- **What is required**
Omit all pictures. Copy the rest of the material exactly.

(Stored records)
(begin)
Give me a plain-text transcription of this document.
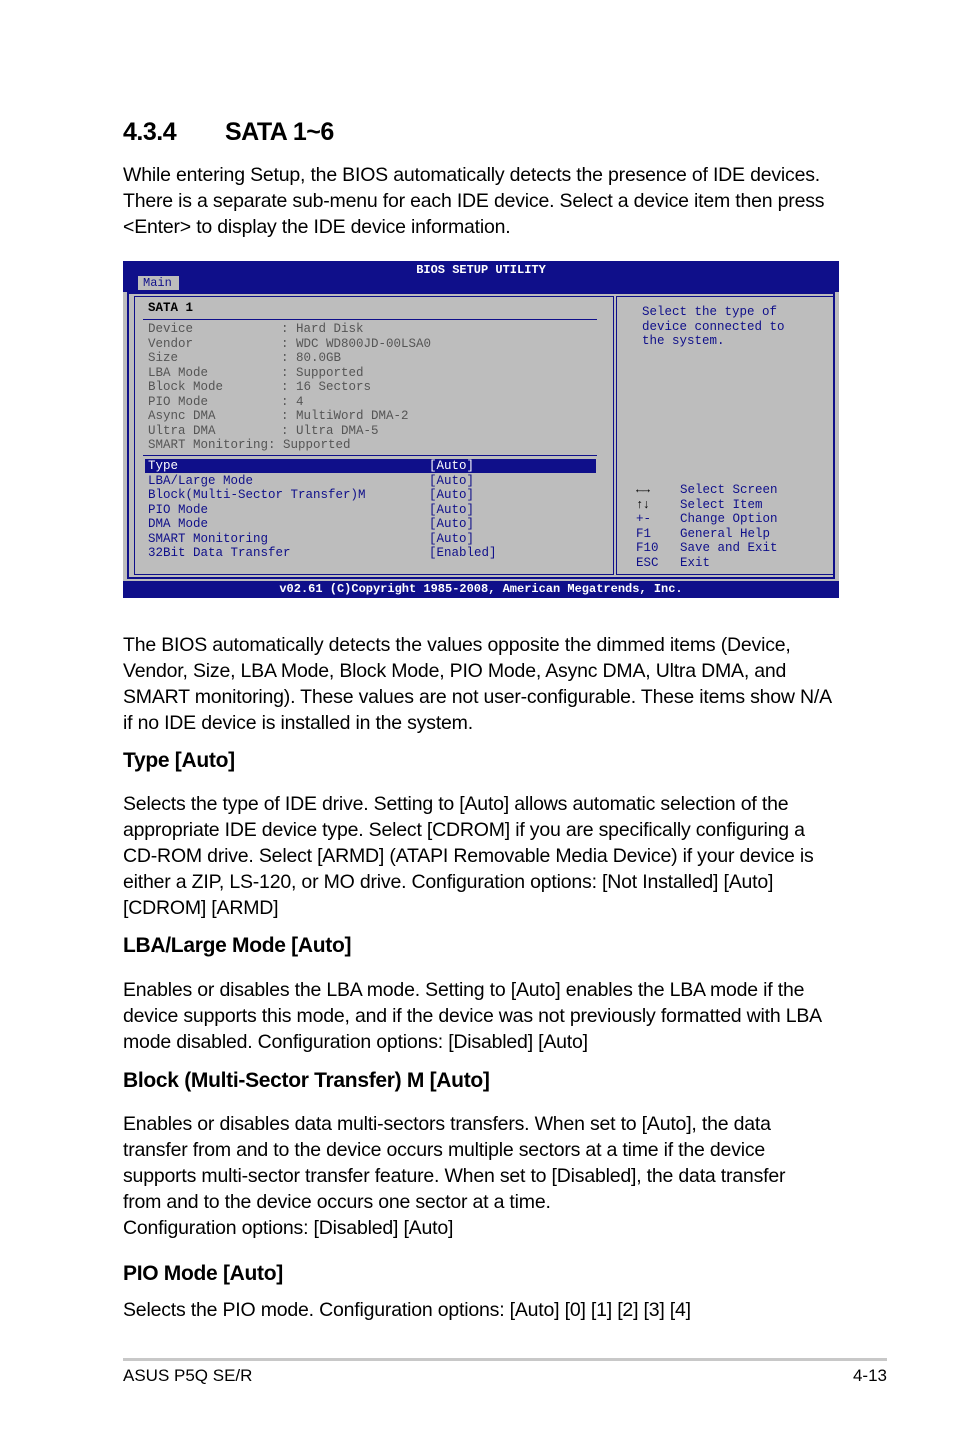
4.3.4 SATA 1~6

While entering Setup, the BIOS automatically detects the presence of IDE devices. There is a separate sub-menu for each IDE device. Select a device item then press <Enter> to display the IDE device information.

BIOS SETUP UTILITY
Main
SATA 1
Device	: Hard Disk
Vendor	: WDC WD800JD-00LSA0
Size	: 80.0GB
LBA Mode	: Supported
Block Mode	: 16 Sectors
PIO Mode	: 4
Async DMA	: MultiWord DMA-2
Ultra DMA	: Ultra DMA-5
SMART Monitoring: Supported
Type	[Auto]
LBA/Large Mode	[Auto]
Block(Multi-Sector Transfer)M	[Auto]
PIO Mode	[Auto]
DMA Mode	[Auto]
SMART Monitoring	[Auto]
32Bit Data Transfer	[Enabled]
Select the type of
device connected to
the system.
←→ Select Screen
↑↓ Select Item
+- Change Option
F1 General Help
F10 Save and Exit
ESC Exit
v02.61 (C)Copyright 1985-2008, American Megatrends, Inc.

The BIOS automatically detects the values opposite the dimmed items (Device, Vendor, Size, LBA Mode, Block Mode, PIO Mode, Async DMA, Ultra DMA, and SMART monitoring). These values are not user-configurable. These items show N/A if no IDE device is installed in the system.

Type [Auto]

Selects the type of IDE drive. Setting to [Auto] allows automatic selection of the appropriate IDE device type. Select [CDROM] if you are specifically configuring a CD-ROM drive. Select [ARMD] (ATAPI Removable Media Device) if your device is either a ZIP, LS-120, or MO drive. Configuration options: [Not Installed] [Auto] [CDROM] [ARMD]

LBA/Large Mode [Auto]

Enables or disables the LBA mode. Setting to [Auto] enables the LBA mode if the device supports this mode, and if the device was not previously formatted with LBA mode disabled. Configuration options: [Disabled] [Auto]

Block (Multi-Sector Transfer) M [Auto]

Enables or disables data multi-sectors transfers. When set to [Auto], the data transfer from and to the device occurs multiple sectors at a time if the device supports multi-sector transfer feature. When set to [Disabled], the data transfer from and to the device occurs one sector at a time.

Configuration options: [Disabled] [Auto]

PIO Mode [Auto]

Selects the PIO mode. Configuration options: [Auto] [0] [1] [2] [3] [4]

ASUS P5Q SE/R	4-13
(end)
- **Answer below**
Give me a plain-text transcription of this document.
4.3.4 SATA 1~6

While entering Setup, the BIOS automatically detects the presence of IDE devices. There is a separate sub-menu for each IDE device. Select a device item then press <Enter> to display the IDE device information.

BIOS SETUP UTILITY
Main
SATA 1
Device	: Hard Disk
Vendor	: WDC WD800JD-00LSA0
Size	: 80.0GB
LBA Mode	: Supported
Block Mode	: 16 Sectors
PIO Mode	: 4
Async DMA	: MultiWord DMA-2
Ultra DMA	: Ultra DMA-5
SMART Monitoring: Supported
Type	[Auto]
LBA/Large Mode	[Auto]
Block(Multi-Sector Transfer)M	[Auto]
PIO Mode	[Auto]
DMA Mode	[Auto]
SMART Monitoring	[Auto]
32Bit Data Transfer	[Enabled]
Select the type of
device connected to
the system.
←→ Select Screen
↑↓ Select Item
+- Change Option
F1 General Help
F10 Save and Exit
ESC Exit
v02.61 (C)Copyright 1985-2008, American Megatrends, Inc.

The BIOS automatically detects the values opposite the dimmed items (Device, Vendor, Size, LBA Mode, Block Mode, PIO Mode, Async DMA, Ultra DMA, and SMART monitoring). These values are not user-configurable. These items show N/A if no IDE device is installed in the system.

Type [Auto]

Selects the type of IDE drive. Setting to [Auto] allows automatic selection of the appropriate IDE device type. Select [CDROM] if you are specifically configuring a CD-ROM drive. Select [ARMD] (ATAPI Removable Media Device) if your device is either a ZIP, LS-120, or MO drive. Configuration options: [Not Installed] [Auto] [CDROM] [ARMD]

LBA/Large Mode [Auto]

Enables or disables the LBA mode. Setting to [Auto] enables the LBA mode if the device supports this mode, and if the device was not previously formatted with LBA mode disabled. Configuration options: [Disabled] [Auto]

Block (Multi-Sector Transfer) M [Auto]

Enables or disables data multi-sectors transfers. When set to [Auto], the data transfer from and to the device occurs multiple sectors at a time if the device supports multi-sector transfer feature. When set to [Disabled], the data transfer from and to the device occurs one sector at a time.

Configuration options: [Disabled] [Auto]

PIO Mode [Auto]

Selects the PIO mode. Configuration options: [Auto] [0] [1] [2] [3] [4]

ASUS P5Q SE/R	4-13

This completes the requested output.